*YOUR GOAL:*
Within the records below, find each line that holds the string "United", then copy it.
═════ ROWS
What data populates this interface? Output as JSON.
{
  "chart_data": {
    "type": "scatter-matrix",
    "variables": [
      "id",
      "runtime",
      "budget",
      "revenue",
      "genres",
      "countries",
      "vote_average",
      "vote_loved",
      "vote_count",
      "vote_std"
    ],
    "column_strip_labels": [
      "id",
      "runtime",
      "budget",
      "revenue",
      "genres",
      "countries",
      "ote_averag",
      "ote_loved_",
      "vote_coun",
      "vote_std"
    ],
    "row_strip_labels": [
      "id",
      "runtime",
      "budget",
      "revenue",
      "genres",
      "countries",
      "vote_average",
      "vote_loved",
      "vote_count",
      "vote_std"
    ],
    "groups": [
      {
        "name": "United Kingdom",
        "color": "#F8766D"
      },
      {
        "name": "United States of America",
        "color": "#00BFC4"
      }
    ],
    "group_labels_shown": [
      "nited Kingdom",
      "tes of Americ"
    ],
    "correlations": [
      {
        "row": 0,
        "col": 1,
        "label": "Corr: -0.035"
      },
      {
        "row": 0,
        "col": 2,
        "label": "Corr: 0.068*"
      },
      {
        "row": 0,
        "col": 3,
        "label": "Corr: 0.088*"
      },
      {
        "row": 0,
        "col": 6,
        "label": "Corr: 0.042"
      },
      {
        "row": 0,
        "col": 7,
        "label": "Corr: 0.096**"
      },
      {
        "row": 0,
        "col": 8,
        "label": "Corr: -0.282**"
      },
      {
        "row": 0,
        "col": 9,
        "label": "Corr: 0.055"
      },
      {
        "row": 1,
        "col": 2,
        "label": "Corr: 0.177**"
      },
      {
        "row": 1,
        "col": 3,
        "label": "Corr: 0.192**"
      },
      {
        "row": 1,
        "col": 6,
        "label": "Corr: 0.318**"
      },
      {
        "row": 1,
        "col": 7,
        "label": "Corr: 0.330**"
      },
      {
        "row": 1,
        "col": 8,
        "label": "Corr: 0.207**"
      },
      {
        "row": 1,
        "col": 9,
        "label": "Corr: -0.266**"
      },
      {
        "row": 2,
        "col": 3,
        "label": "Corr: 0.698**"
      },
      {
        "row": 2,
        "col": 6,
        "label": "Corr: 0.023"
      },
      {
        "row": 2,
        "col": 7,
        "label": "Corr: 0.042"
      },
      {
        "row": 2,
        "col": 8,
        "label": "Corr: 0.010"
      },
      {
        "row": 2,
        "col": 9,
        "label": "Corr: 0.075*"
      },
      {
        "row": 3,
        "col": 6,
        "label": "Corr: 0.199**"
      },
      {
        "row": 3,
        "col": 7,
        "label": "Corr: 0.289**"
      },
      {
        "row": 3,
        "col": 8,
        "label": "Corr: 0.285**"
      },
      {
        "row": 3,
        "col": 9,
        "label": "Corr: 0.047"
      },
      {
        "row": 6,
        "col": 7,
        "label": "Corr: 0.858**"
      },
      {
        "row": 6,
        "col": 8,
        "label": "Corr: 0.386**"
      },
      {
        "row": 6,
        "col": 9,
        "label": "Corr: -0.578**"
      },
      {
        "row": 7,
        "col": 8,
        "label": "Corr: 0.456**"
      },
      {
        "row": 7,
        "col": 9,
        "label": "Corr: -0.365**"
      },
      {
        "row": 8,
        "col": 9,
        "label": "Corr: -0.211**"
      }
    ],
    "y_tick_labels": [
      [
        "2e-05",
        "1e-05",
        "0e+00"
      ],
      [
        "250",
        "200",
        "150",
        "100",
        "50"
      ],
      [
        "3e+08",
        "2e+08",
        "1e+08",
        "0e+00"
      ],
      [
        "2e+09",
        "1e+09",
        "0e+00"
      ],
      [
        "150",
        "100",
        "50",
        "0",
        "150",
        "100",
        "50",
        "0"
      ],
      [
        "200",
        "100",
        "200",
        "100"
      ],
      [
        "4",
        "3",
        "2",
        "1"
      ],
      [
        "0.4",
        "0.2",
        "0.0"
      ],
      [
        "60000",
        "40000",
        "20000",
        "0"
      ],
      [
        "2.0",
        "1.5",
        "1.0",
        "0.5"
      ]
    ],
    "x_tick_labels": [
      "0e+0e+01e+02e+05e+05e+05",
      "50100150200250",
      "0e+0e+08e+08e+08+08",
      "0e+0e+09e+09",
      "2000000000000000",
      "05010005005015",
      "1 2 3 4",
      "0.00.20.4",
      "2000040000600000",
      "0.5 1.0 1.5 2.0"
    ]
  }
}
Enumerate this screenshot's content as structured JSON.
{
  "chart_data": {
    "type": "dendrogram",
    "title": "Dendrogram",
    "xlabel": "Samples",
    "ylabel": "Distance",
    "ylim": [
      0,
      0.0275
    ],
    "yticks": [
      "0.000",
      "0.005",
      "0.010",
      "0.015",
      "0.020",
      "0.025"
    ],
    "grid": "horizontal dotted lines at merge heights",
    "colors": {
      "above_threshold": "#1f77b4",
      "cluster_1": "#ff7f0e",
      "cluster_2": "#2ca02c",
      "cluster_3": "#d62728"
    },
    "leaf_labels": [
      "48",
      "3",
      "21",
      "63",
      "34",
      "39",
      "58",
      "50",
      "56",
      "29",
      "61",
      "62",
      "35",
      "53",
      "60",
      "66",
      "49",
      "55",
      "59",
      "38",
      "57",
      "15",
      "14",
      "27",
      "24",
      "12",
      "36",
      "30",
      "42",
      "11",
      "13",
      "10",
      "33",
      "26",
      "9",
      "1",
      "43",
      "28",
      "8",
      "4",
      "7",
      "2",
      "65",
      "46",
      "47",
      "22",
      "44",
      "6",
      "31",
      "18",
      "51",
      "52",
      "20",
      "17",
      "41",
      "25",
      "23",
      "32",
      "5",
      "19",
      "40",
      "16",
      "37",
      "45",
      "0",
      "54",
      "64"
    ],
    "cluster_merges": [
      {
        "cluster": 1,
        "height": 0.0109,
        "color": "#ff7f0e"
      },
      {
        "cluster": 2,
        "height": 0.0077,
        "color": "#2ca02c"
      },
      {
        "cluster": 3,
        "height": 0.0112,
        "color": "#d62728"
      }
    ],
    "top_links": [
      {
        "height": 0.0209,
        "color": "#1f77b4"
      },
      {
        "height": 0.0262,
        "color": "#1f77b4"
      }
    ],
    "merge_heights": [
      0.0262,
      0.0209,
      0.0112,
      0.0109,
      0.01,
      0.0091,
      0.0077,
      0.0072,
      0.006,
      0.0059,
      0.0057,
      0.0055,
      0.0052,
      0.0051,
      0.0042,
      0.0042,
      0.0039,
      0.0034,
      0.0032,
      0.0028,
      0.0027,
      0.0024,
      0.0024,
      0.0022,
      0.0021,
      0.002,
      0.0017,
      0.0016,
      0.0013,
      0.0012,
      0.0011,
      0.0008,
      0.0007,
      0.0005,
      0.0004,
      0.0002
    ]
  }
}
══════════
*EXERCISE ANSWER:*
        "name": "United Kingdom",
        "name": "United States of America",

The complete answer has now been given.